Work instructions: Please copy the stretch from the first line of the items through the line that contains "sunset-text: Sunset: 4:37", reproducing every line character for character and including that last line.

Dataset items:
============

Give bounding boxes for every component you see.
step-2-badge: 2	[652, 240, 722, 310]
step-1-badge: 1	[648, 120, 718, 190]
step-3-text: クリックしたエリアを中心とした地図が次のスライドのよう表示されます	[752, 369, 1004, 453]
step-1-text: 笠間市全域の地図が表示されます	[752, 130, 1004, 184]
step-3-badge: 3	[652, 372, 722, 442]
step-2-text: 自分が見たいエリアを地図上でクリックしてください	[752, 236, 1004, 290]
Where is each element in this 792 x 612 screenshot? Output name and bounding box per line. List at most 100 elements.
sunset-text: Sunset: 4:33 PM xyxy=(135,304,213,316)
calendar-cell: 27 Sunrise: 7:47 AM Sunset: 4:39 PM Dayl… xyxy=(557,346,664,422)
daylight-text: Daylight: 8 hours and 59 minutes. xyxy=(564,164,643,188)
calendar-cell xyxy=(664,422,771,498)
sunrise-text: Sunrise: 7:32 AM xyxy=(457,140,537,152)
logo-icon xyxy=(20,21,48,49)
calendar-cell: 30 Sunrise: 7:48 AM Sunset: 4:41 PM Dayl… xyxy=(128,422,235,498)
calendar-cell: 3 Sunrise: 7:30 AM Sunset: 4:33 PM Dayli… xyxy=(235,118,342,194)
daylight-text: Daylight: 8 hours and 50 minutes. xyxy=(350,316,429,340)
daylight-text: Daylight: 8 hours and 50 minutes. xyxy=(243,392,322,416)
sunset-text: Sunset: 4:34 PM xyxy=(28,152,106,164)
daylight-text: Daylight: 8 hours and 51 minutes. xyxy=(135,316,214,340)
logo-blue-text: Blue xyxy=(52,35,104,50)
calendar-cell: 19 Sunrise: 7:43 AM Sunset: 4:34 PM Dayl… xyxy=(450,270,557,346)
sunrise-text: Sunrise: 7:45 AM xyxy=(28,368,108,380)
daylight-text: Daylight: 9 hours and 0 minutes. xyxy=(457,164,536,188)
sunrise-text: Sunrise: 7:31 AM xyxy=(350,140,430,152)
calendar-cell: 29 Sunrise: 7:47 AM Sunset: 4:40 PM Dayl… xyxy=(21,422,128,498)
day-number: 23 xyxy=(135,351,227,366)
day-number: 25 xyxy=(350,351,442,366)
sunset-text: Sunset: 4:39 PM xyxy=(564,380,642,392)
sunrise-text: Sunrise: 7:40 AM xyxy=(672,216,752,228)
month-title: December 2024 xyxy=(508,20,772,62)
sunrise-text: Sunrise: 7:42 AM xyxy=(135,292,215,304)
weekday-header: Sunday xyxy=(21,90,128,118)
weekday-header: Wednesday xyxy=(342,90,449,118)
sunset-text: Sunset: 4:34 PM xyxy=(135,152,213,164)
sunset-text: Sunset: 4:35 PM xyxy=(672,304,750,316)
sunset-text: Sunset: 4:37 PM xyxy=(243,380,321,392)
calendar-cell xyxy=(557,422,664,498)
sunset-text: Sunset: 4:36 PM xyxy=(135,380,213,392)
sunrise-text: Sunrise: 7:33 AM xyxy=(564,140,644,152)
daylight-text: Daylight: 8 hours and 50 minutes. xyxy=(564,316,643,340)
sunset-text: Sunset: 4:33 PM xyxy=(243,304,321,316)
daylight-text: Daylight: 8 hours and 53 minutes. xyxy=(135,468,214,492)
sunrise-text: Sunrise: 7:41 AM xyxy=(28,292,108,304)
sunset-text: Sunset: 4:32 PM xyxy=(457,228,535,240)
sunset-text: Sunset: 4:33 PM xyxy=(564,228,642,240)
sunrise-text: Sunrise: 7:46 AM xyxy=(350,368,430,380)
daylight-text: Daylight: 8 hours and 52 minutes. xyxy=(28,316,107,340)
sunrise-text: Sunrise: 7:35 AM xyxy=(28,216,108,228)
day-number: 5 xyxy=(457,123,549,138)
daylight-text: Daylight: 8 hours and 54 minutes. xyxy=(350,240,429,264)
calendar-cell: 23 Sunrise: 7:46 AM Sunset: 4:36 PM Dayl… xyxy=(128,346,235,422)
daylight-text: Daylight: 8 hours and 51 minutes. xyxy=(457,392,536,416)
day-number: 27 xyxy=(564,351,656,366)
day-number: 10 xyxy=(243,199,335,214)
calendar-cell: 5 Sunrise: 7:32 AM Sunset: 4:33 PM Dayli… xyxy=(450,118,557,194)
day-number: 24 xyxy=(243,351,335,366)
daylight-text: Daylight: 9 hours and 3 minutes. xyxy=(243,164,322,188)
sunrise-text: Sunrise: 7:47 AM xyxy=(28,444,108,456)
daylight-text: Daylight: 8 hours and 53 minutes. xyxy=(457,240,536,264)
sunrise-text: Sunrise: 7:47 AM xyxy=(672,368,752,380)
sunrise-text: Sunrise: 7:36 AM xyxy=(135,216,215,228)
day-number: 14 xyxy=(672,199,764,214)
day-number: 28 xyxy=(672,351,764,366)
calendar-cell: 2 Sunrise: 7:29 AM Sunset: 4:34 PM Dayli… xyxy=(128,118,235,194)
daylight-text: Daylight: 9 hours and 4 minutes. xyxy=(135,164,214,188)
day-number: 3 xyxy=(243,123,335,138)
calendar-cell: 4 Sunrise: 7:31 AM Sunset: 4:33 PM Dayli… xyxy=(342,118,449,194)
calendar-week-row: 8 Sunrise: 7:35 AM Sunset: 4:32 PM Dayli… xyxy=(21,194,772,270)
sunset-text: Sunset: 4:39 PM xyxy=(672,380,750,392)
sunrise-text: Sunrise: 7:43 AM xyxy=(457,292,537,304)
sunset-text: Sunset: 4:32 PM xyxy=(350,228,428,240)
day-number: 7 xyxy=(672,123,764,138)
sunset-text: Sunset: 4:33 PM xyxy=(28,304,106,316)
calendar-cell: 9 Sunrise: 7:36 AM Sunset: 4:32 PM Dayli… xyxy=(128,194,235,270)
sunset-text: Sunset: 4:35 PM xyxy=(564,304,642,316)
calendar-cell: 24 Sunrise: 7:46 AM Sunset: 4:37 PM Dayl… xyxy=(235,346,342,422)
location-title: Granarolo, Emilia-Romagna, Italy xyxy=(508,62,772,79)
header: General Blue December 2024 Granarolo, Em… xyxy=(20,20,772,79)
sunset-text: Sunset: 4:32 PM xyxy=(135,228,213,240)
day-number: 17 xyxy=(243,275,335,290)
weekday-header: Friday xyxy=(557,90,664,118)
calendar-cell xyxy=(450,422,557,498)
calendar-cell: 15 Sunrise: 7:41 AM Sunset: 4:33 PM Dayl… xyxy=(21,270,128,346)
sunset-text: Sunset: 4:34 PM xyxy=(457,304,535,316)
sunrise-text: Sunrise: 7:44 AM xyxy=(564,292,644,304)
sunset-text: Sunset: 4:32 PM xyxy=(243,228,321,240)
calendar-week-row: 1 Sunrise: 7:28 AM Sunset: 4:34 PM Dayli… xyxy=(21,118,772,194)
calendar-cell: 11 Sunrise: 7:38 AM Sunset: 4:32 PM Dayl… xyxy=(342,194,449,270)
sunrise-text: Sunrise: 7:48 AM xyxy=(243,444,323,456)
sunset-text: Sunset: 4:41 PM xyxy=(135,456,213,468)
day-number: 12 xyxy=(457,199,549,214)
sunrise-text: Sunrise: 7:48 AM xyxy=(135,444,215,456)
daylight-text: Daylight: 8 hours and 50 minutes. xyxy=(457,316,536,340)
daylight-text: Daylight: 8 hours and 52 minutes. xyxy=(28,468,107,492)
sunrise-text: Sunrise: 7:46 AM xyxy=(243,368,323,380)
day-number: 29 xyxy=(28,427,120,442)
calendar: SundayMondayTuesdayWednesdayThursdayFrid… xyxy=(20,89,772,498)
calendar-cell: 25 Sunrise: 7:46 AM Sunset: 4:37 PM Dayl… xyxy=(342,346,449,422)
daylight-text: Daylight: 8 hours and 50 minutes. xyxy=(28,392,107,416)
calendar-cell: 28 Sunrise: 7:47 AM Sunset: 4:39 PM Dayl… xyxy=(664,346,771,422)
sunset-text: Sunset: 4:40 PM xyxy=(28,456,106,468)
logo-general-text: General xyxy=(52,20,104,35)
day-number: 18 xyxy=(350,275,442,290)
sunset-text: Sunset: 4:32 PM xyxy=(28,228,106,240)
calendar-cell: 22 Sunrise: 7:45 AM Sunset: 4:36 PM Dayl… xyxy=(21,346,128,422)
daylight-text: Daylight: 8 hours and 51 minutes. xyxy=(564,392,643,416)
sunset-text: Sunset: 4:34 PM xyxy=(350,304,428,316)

============

Task response:
Give bounding boxes for every component you see.
step-2-badge: 2	[652, 240, 722, 310]
step-1-badge: 1	[648, 120, 718, 190]
step-3-text: クリックしたエリアを中心とした地図が次のスライドのよう表示されます	[752, 369, 1004, 453]
step-1-text: 笠間市全域の地図が表示されます	[752, 130, 1004, 184]
step-3-badge: 3	[652, 372, 722, 442]
step-2-text: 自分が見たいエリアを地図上でクリックしてください	[752, 236, 1004, 290]
Where is each element in this 792 x 612 screenshot? Output name and bounding box per line. List at most 100 elements.
sunset-text: Sunset: 4:33 PM xyxy=(135,304,213,316)
calendar-cell: 27 Sunrise: 7:47 AM Sunset: 4:39 PM Dayl… xyxy=(557,346,664,422)
daylight-text: Daylight: 8 hours and 59 minutes. xyxy=(564,164,643,188)
calendar-cell xyxy=(664,422,771,498)
sunrise-text: Sunrise: 7:32 AM xyxy=(457,140,537,152)
logo-icon xyxy=(20,21,48,49)
calendar-cell: 30 Sunrise: 7:48 AM Sunset: 4:41 PM Dayl… xyxy=(128,422,235,498)
calendar-cell: 3 Sunrise: 7:30 AM Sunset: 4:33 PM Dayli… xyxy=(235,118,342,194)
daylight-text: Daylight: 8 hours and 50 minutes. xyxy=(350,316,429,340)
daylight-text: Daylight: 8 hours and 50 minutes. xyxy=(243,392,322,416)
sunset-text: Sunset: 4:34 PM xyxy=(28,152,106,164)
daylight-text: Daylight: 8 hours and 51 minutes. xyxy=(135,316,214,340)
logo-blue-text: Blue xyxy=(52,35,104,50)
calendar-cell: 19 Sunrise: 7:43 AM Sunset: 4:34 PM Dayl… xyxy=(450,270,557,346)
sunrise-text: Sunrise: 7:45 AM xyxy=(28,368,108,380)
daylight-text: Daylight: 9 hours and 0 minutes. xyxy=(457,164,536,188)
sunrise-text: Sunrise: 7:31 AM xyxy=(350,140,430,152)
calendar-cell: 29 Sunrise: 7:47 AM Sunset: 4:40 PM Dayl… xyxy=(21,422,128,498)
day-number: 23 xyxy=(135,351,227,366)
day-number: 25 xyxy=(350,351,442,366)
sunset-text: Sunset: 4:39 PM xyxy=(564,380,642,392)
sunrise-text: Sunrise: 7:40 AM xyxy=(672,216,752,228)
month-title: December 2024 xyxy=(508,20,772,62)
sunrise-text: Sunrise: 7:42 AM xyxy=(135,292,215,304)
weekday-header: Sunday xyxy=(21,90,128,118)
weekday-header: Wednesday xyxy=(342,90,449,118)
sunset-text: Sunset: 4:34 PM xyxy=(135,152,213,164)
sunset-text: Sunset: 4:35 PM xyxy=(672,304,750,316)
sunset-text: Sunset: 4:37 PM xyxy=(243,380,321,392)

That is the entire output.